◆ Requirement
Copy the material that follows word for word and omit its pictures.

----- Material shown -----

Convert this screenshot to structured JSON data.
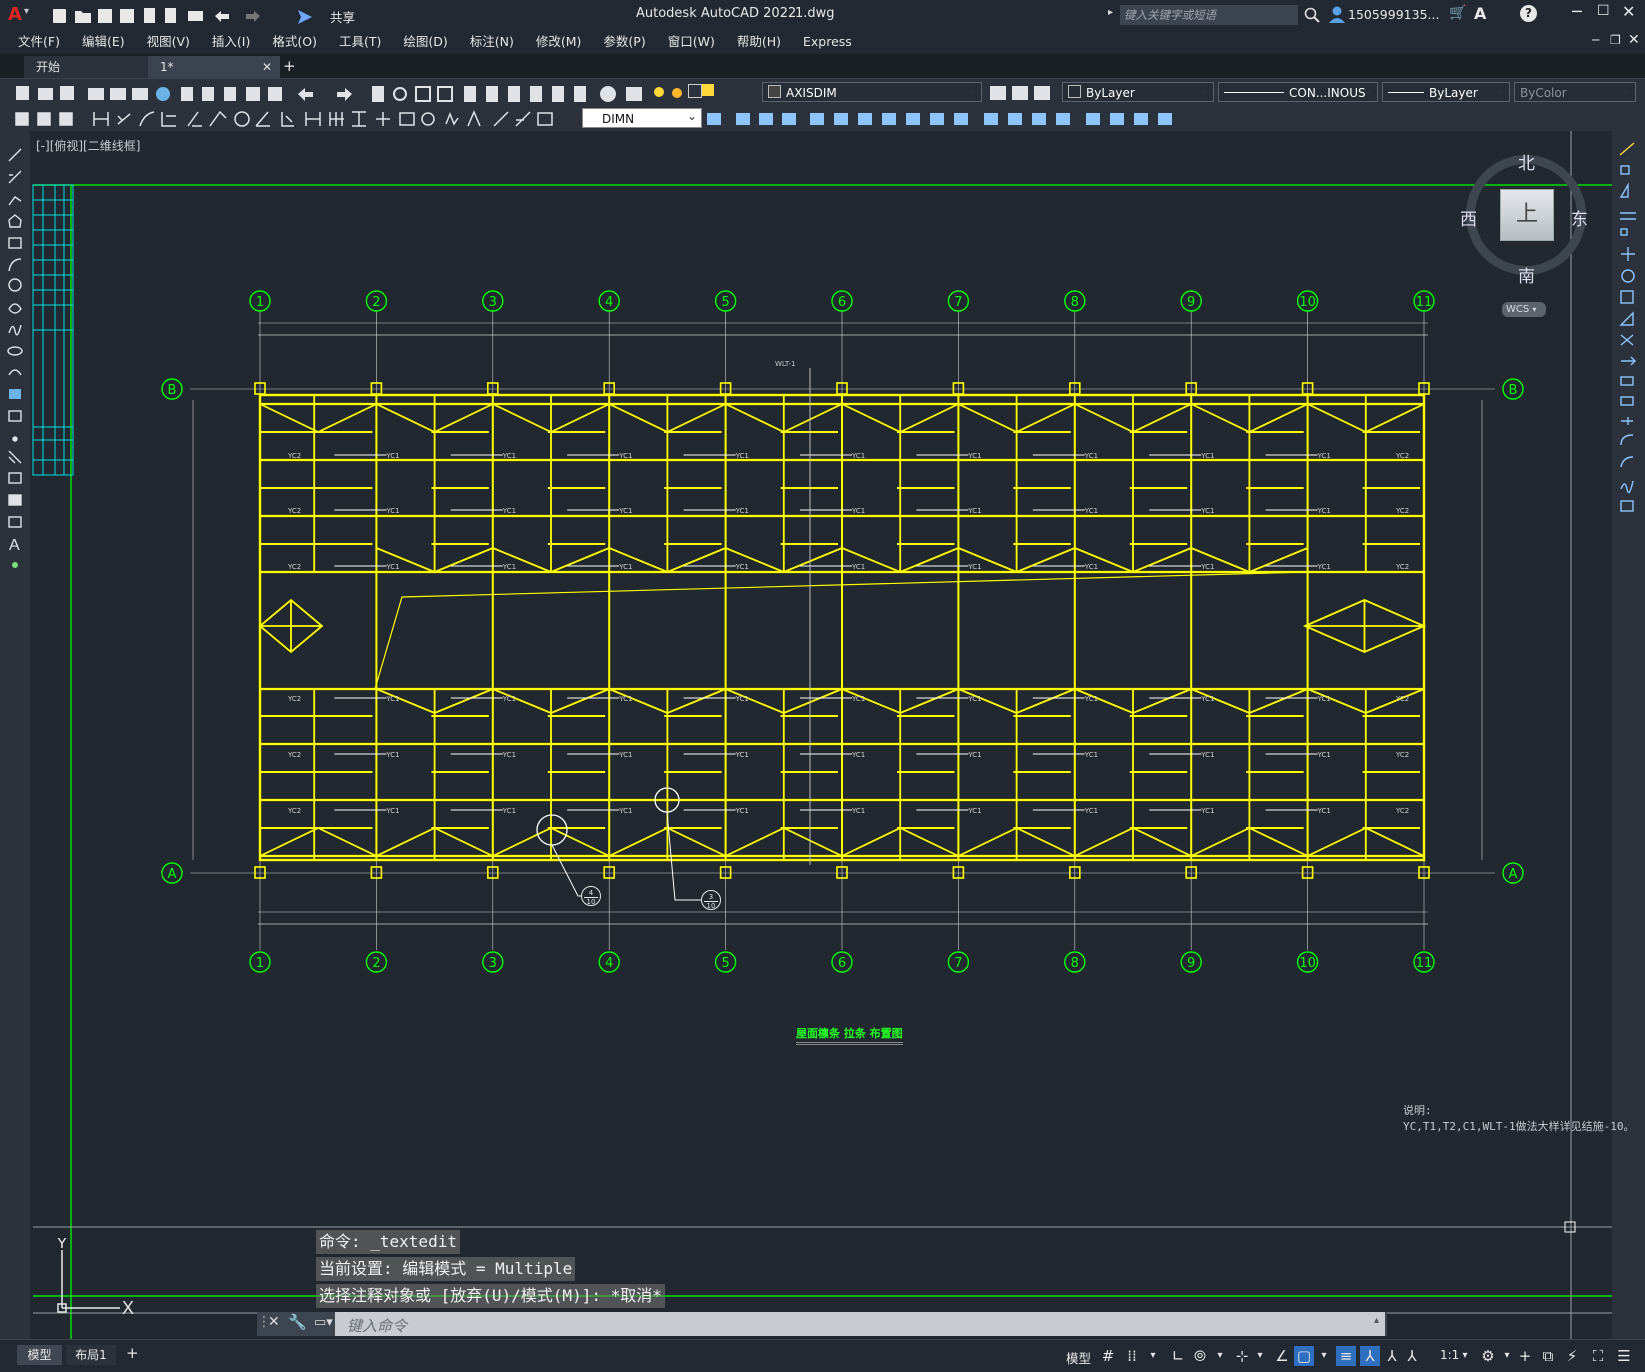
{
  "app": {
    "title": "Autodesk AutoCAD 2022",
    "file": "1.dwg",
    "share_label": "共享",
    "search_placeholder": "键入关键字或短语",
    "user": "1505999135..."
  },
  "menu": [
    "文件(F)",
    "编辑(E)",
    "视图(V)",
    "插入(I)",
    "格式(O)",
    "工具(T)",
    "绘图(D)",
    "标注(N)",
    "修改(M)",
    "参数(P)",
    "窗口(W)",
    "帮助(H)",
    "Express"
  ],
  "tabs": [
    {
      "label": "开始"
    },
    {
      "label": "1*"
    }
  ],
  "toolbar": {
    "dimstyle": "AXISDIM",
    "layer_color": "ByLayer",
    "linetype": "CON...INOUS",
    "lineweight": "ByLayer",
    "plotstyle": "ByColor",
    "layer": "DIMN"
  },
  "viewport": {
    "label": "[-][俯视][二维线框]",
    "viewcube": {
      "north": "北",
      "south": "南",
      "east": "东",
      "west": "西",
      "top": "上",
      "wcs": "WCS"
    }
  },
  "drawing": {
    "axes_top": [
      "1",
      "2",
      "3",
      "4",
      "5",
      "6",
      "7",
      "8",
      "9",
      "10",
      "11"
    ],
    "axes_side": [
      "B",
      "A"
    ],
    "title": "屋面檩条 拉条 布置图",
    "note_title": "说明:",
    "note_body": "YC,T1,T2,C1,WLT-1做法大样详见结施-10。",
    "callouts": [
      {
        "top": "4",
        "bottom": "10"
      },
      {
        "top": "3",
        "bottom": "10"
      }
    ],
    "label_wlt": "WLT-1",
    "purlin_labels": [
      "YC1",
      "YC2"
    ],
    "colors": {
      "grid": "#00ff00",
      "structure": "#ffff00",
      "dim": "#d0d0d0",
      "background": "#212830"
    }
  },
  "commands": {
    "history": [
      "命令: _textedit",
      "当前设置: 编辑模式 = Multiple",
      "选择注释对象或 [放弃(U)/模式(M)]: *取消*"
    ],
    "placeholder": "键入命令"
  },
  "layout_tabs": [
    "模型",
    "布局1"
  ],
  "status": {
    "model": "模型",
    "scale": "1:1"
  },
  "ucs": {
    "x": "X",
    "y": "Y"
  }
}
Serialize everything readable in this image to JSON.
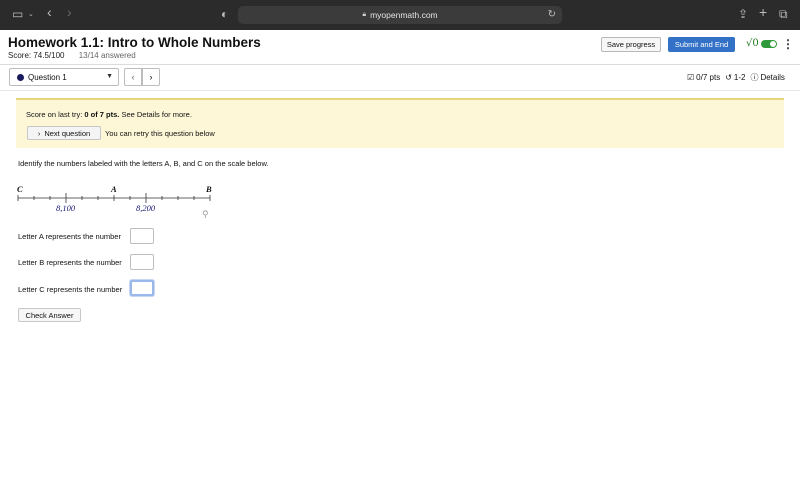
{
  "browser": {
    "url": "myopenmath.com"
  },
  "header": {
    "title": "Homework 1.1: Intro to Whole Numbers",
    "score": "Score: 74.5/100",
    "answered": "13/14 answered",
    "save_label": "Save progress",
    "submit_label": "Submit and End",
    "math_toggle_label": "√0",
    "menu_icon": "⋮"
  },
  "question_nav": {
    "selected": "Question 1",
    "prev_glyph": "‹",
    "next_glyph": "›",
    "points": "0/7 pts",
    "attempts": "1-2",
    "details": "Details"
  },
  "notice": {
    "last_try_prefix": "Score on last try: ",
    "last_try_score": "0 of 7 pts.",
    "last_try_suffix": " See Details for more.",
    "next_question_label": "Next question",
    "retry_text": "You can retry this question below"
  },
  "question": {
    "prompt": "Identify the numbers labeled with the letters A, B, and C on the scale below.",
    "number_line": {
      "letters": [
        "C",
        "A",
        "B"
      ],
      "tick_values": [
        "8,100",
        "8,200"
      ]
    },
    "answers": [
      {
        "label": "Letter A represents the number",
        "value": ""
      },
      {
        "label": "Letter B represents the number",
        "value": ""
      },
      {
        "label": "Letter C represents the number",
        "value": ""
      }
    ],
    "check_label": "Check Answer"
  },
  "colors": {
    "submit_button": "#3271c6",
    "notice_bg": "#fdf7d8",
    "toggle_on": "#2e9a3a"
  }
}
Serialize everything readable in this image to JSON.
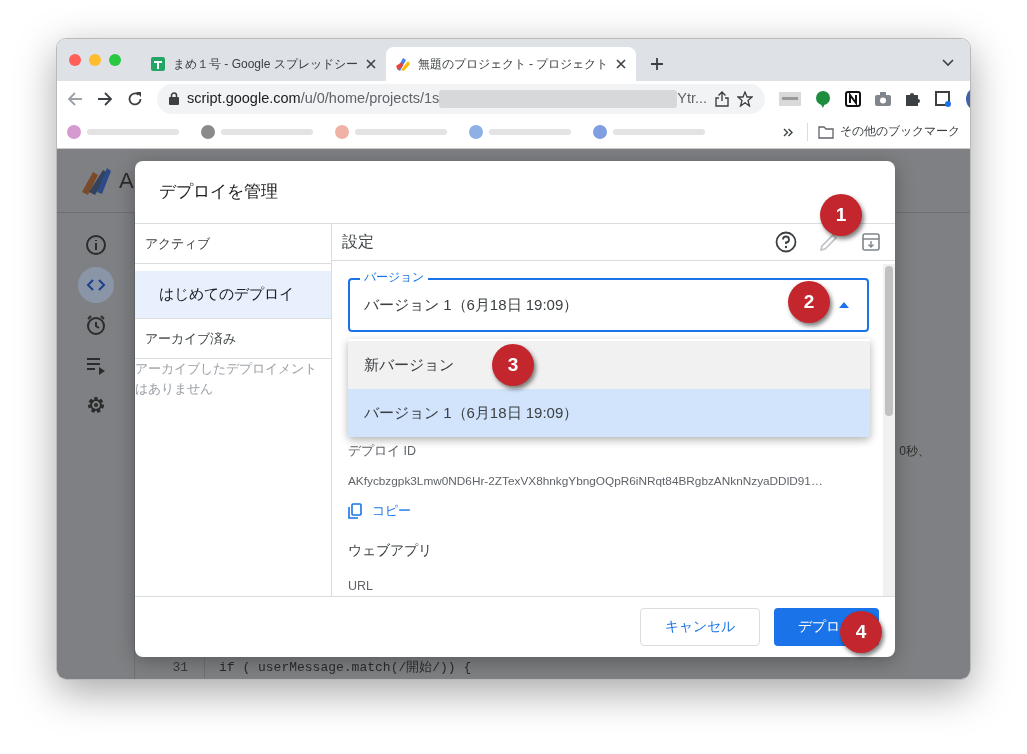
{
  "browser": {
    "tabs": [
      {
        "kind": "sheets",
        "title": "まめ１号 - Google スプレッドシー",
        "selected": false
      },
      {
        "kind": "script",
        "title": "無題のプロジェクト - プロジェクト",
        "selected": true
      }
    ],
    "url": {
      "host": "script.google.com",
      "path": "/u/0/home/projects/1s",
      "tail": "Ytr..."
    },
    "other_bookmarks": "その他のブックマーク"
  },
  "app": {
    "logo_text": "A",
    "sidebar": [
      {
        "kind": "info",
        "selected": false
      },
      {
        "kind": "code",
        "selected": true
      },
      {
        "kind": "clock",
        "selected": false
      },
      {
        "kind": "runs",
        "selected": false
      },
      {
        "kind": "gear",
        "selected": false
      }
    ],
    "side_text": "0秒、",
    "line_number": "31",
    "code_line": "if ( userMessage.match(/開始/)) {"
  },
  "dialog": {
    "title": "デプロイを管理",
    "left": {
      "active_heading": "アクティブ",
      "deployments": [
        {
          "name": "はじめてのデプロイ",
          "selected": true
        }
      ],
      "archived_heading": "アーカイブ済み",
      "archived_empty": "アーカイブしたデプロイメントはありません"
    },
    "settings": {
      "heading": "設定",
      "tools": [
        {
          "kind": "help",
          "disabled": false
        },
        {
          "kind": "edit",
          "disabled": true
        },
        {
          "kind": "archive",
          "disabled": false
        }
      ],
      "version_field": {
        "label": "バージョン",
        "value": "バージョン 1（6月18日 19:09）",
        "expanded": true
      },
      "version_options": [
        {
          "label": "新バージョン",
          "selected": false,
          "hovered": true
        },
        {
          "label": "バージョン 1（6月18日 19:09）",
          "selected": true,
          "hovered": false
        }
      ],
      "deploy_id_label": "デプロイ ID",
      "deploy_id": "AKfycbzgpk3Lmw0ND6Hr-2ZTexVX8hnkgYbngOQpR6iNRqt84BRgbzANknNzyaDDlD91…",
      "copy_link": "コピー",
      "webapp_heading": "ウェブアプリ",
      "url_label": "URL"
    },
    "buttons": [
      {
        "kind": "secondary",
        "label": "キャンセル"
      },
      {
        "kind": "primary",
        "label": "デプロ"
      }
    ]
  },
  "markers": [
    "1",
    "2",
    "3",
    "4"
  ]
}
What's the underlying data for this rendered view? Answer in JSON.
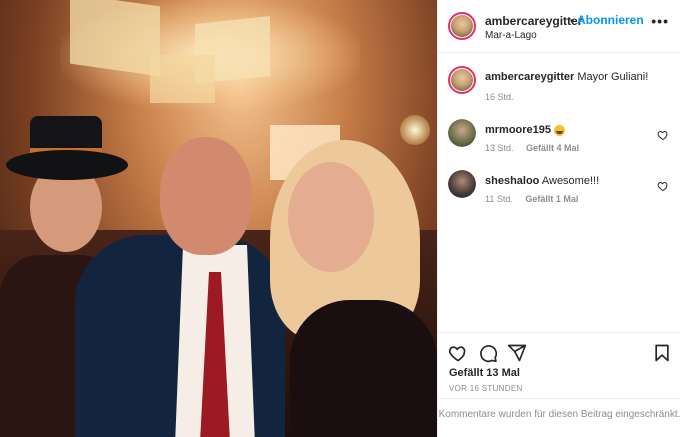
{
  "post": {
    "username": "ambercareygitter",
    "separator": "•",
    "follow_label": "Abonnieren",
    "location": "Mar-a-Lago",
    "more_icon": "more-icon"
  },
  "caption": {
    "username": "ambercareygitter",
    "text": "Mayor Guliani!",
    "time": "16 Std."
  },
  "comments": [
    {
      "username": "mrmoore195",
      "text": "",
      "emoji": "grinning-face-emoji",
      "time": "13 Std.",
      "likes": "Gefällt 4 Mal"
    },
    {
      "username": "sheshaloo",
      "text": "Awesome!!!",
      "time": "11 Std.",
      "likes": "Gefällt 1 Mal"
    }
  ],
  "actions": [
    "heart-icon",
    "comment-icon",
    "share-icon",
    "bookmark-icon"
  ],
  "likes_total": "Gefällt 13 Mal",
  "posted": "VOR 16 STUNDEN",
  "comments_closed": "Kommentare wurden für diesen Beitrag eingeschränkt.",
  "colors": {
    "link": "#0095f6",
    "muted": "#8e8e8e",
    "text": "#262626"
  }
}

-----

◆ Task answer
Convert this screenshot to structured JSON data.
{
  "app": {
    "title": "Autodesk AutoCAD 2022",
    "file": "1.dwg",
    "share_label": "共享",
    "search_placeholder": "键入关键字或短语",
    "user": "1505999135..."
  },
  "menu": [
    "文件(F)",
    "编辑(E)",
    "视图(V)",
    "插入(I)",
    "格式(O)",
    "工具(T)",
    "绘图(D)",
    "标注(N)",
    "修改(M)",
    "参数(P)",
    "窗口(W)",
    "帮助(H)",
    "Express"
  ],
  "tabs": [
    {
      "label": "开始"
    },
    {
      "label": "1*"
    }
  ],
  "toolbar": {
    "dimstyle": "AXISDIM",
    "layer_color": "ByLayer",
    "linetype": "CON...INOUS",
    "lineweight": "ByLayer",
    "plotstyle": "ByColor",
    "layer": "DIMN"
  },
  "viewport": {
    "label": "[-][俯视][二维线框]",
    "viewcube": {
      "north": "北",
      "south": "南",
      "east": "东",
      "west": "西",
      "top": "上",
      "wcs": "WCS"
    }
  },
  "drawing": {
    "axes_top": [
      "1",
      "2",
      "3",
      "4",
      "5",
      "6",
      "7",
      "8",
      "9",
      "10",
      "11"
    ],
    "axes_side": [
      "B",
      "A"
    ],
    "title": "屋面檩条 拉条 布置图",
    "note_title": "说明:",
    "note_body": "YC,T1,T2,C1,WLT-1做法大样详见结施-10。",
    "callouts": [
      {
        "top": "4",
        "bottom": "10"
      },
      {
        "top": "3",
        "bottom": "10"
      }
    ],
    "label_wlt": "WLT-1",
    "purlin_labels": [
      "YC1",
      "YC2"
    ],
    "colors": {
      "grid": "#00ff00",
      "structure": "#ffff00",
      "dim": "#d0d0d0",
      "background": "#212830"
    }
  },
  "commands": {
    "history": [
      "命令: _textedit",
      "当前设置: 编辑模式 = Multiple",
      "选择注释对象或 [放弃(U)/模式(M)]: *取消*"
    ],
    "placeholder": "键入命令"
  },
  "layout_tabs": [
    "模型",
    "布局1"
  ],
  "status": {
    "model": "模型",
    "scale": "1:1"
  },
  "ucs": {
    "x": "X",
    "y": "Y"
  }
}
Serialize everything readable in this image to JSON.
{
  "browser": {
    "url": "myopenmath.com"
  },
  "header": {
    "title": "Homework 1.1: Intro to Whole Numbers",
    "score": "Score: 74.5/100",
    "answered": "13/14 answered",
    "save_label": "Save progress",
    "submit_label": "Submit and End",
    "math_toggle_label": "√0",
    "menu_icon": "⋮"
  },
  "question_nav": {
    "selected": "Question 1",
    "prev_glyph": "‹",
    "next_glyph": "›",
    "points": "0/7 pts",
    "attempts": "1-2",
    "details": "Details"
  },
  "notice": {
    "last_try_prefix": "Score on last try: ",
    "last_try_score": "0 of 7 pts.",
    "last_try_suffix": " See Details for more.",
    "next_question_label": "Next question",
    "retry_text": "You can retry this question below"
  },
  "question": {
    "prompt": "Identify the numbers labeled with the letters A, B, and C on the scale below.",
    "number_line": {
      "letters": [
        "C",
        "A",
        "B"
      ],
      "tick_values": [
        "8,100",
        "8,200"
      ]
    },
    "answers": [
      {
        "label": "Letter A represents the number",
        "value": ""
      },
      {
        "label": "Letter B represents the number",
        "value": ""
      },
      {
        "label": "Letter C represents the number",
        "value": ""
      }
    ],
    "check_label": "Check Answer"
  },
  "colors": {
    "submit_button": "#3271c6",
    "notice_bg": "#fdf7d8",
    "toggle_on": "#2e9a3a"
  }
}
Serialize everything readable in this image to JSON.
{
  "browser": {
    "tabs": [
      {
        "kind": "sheets",
        "title": "まめ１号 - Google スプレッドシー",
        "selected": false
      },
      {
        "kind": "script",
        "title": "無題のプロジェクト - プロジェクト",
        "selected": true
      }
    ],
    "url": {
      "host": "script.google.com",
      "path": "/u/0/home/projects/1s",
      "tail": "Ytr..."
    },
    "other_bookmarks": "その他のブックマーク"
  },
  "app": {
    "logo_text": "A",
    "sidebar": [
      {
        "kind": "info",
        "selected": false
      },
      {
        "kind": "code",
        "selected": true
      },
      {
        "kind": "clock",
        "selected": false
      },
      {
        "kind": "runs",
        "selected": false
      },
      {
        "kind": "gear",
        "selected": false
      }
    ],
    "side_text": "0秒、",
    "line_number": "31",
    "code_line": "if ( userMessage.match(/開始/)) {"
  },
  "dialog": {
    "title": "デプロイを管理",
    "left": {
      "active_heading": "アクティブ",
      "deployments": [
        {
          "name": "はじめてのデプロイ",
          "selected": true
        }
      ],
      "archived_heading": "アーカイブ済み",
      "archived_empty": "アーカイブしたデプロイメントはありません"
    },
    "settings": {
      "heading": "設定",
      "tools": [
        {
          "kind": "help",
          "disabled": false
        },
        {
          "kind": "edit",
          "disabled": true
        },
        {
          "kind": "archive",
          "disabled": false
        }
      ],
      "version_field": {
        "label": "バージョン",
        "value": "バージョン 1（6月18日 19:09）",
        "expanded": true
      },
      "version_options": [
        {
          "label": "新バージョン",
          "selected": false,
          "hovered": true
        },
        {
          "label": "バージョン 1（6月18日 19:09）",
          "selected": true,
          "hovered": false
        }
      ],
      "deploy_id_label": "デプロイ ID",
      "deploy_id": "AKfycbzgpk3Lmw0ND6Hr-2ZTexVX8hnkgYbngOQpR6iNRqt84BRgbzANknNzyaDDlD91…",
      "copy_link": "コピー",
      "webapp_heading": "ウェブアプリ",
      "url_label": "URL"
    },
    "buttons": [
      {
        "kind": "secondary",
        "label": "キャンセル"
      },
      {
        "kind": "primary",
        "label": "デプロ"
      }
    ]
  },
  "markers": [
    "1",
    "2",
    "3",
    "4"
  ]
}
What's the underlying data for this rendered view? Answer in JSON.
{
  "post": {
    "username": "ambercareygitter",
    "separator": "•",
    "follow_label": "Abonnieren",
    "location": "Mar-a-Lago",
    "more_icon": "more-icon"
  },
  "caption": {
    "username": "ambercareygitter",
    "text": "Mayor Guliani!",
    "time": "16 Std."
  },
  "comments": [
    {
      "username": "mrmoore195",
      "text": "",
      "emoji": "grinning-face-emoji",
      "time": "13 Std.",
      "likes": "Gefällt 4 Mal"
    },
    {
      "username": "sheshaloo",
      "text": "Awesome!!!",
      "time": "11 Std.",
      "likes": "Gefällt 1 Mal"
    }
  ],
  "actions": [
    "heart-icon",
    "comment-icon",
    "share-icon",
    "bookmark-icon"
  ],
  "likes_total": "Gefällt 13 Mal",
  "posted": "VOR 16 STUNDEN",
  "comments_closed": "Kommentare wurden für diesen Beitrag eingeschränkt.",
  "colors": {
    "link": "#0095f6",
    "muted": "#8e8e8e",
    "text": "#262626"
  }
}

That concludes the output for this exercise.